• **Stated problem**
Transcribe every line exactly. Leave the pictures behind.

Begin

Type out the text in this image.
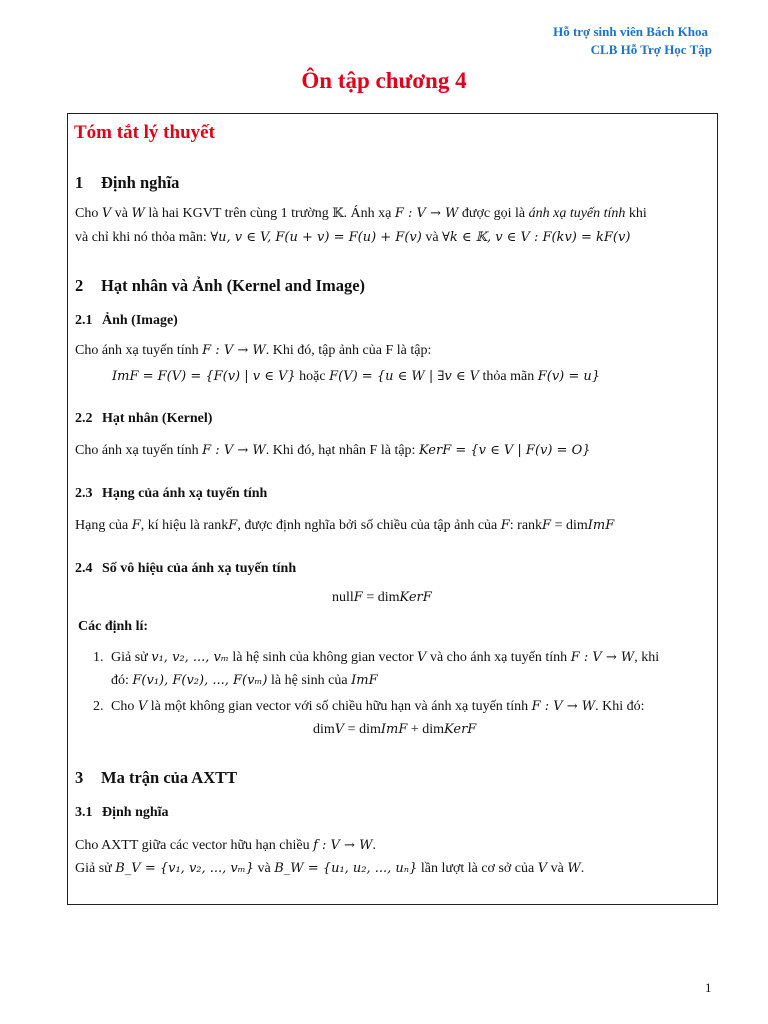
Hỗ trợ sinh viên Bách Khoa
CLB Hỗ Trợ Học Tập
Ôn tập chương 4
Tóm tắt lý thuyết
1 Định nghĩa
Cho V và W là hai KGVT trên cùng 1 trường 𝕂. Ánh xạ F : V → W được gọi là ánh xạ tuyến tính khi
và chỉ khi nó thỏa mãn: ∀u, v ∈ V, F(u + v) = F(u) + F(v) và ∀k ∈ 𝕂, v ∈ V : F(kv) = kF(v)
2 Hạt nhân và Ảnh (Kernel and Image)
2.1 Ảnh (Image)
Cho ánh xạ tuyến tính F : V → W. Khi đó, tập ảnh của F là tập:
ImF = F(V) = {F(v) | v ∈ V} hoặc F(V) = {u ∈ W | ∃v ∈ V thỏa mãn F(v) = u}
2.2 Hạt nhân (Kernel)
Cho ánh xạ tuyến tính F : V → W. Khi đó, hạt nhân F là tập: KerF = {v ∈ V | F(v) = O}
2.3 Hạng của ánh xạ tuyến tính
Hạng của F, kí hiệu là rankF, được định nghĩa bởi số chiều của tập ảnh của F: rankF = dimImF
2.4 Số vô hiệu của ánh xạ tuyến tính
nullF = dimKerF
Các định lí:
1. Giả sử v₁, v₂, ..., vₘ là hệ sinh của không gian vector V và cho ánh xạ tuyến tính F : V → W, khi
đó: F(v₁), F(v₂), ..., F(vₘ) là hệ sinh của ImF
2. Cho V là một không gian vector với số chiều hữu hạn và ánh xạ tuyến tính F : V → W. Khi đó:
dimV = dimImF + dimKerF
3 Ma trận của AXTT
3.1 Định nghĩa
Cho AXTT giữa các vector hữu hạn chiều f : V → W.
Giả sử B_V = {v₁, v₂, ..., vₘ} và B_W = {u₁, u₂, ..., uₙ} lần lượt là cơ sở của V và W.
1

End

• **Solution to this exercise**
Type out the text in this image.
Hỗ trợ sinh viên Bách Khoa
CLB Hỗ Trợ Học Tập
Ôn tập chương 4
Tóm tắt lý thuyết
1 Định nghĩa
Cho V và W là hai KGVT trên cùng 1 trường 𝕂. Ánh xạ F : V → W được gọi là ánh xạ tuyến tính khi
và chỉ khi nó thỏa mãn: ∀u, v ∈ V, F(u + v) = F(u) + F(v) và ∀k ∈ 𝕂, v ∈ V : F(kv) = kF(v)
2 Hạt nhân và Ảnh (Kernel and Image)
2.1 Ảnh (Image)
Cho ánh xạ tuyến tính F : V → W. Khi đó, tập ảnh của F là tập:
ImF = F(V) = {F(v) | v ∈ V} hoặc F(V) = {u ∈ W | ∃v ∈ V thỏa mãn F(v) = u}
2.2 Hạt nhân (Kernel)
Cho ánh xạ tuyến tính F : V → W. Khi đó, hạt nhân F là tập: KerF = {v ∈ V | F(v) = O}
2.3 Hạng của ánh xạ tuyến tính
Hạng của F, kí hiệu là rankF, được định nghĩa bởi số chiều của tập ảnh của F: rankF = dimImF
2.4 Số vô hiệu của ánh xạ tuyến tính
nullF = dimKerF
Các định lí:
1. Giả sử v₁, v₂, ..., vₘ là hệ sinh của không gian vector V và cho ánh xạ tuyến tính F : V → W, khi
đó: F(v₁), F(v₂), ..., F(vₘ) là hệ sinh của ImF
2. Cho V là một không gian vector với số chiều hữu hạn và ánh xạ tuyến tính F : V → W. Khi đó:
dimV = dimImF + dimKerF
3 Ma trận của AXTT
3.1 Định nghĩa
Cho AXTT giữa các vector hữu hạn chiều f : V → W.
Giả sử B_V = {v₁, v₂, ..., vₘ} và B_W = {u₁, u₂, ..., uₙ} lần lượt là cơ sở của V và W.
1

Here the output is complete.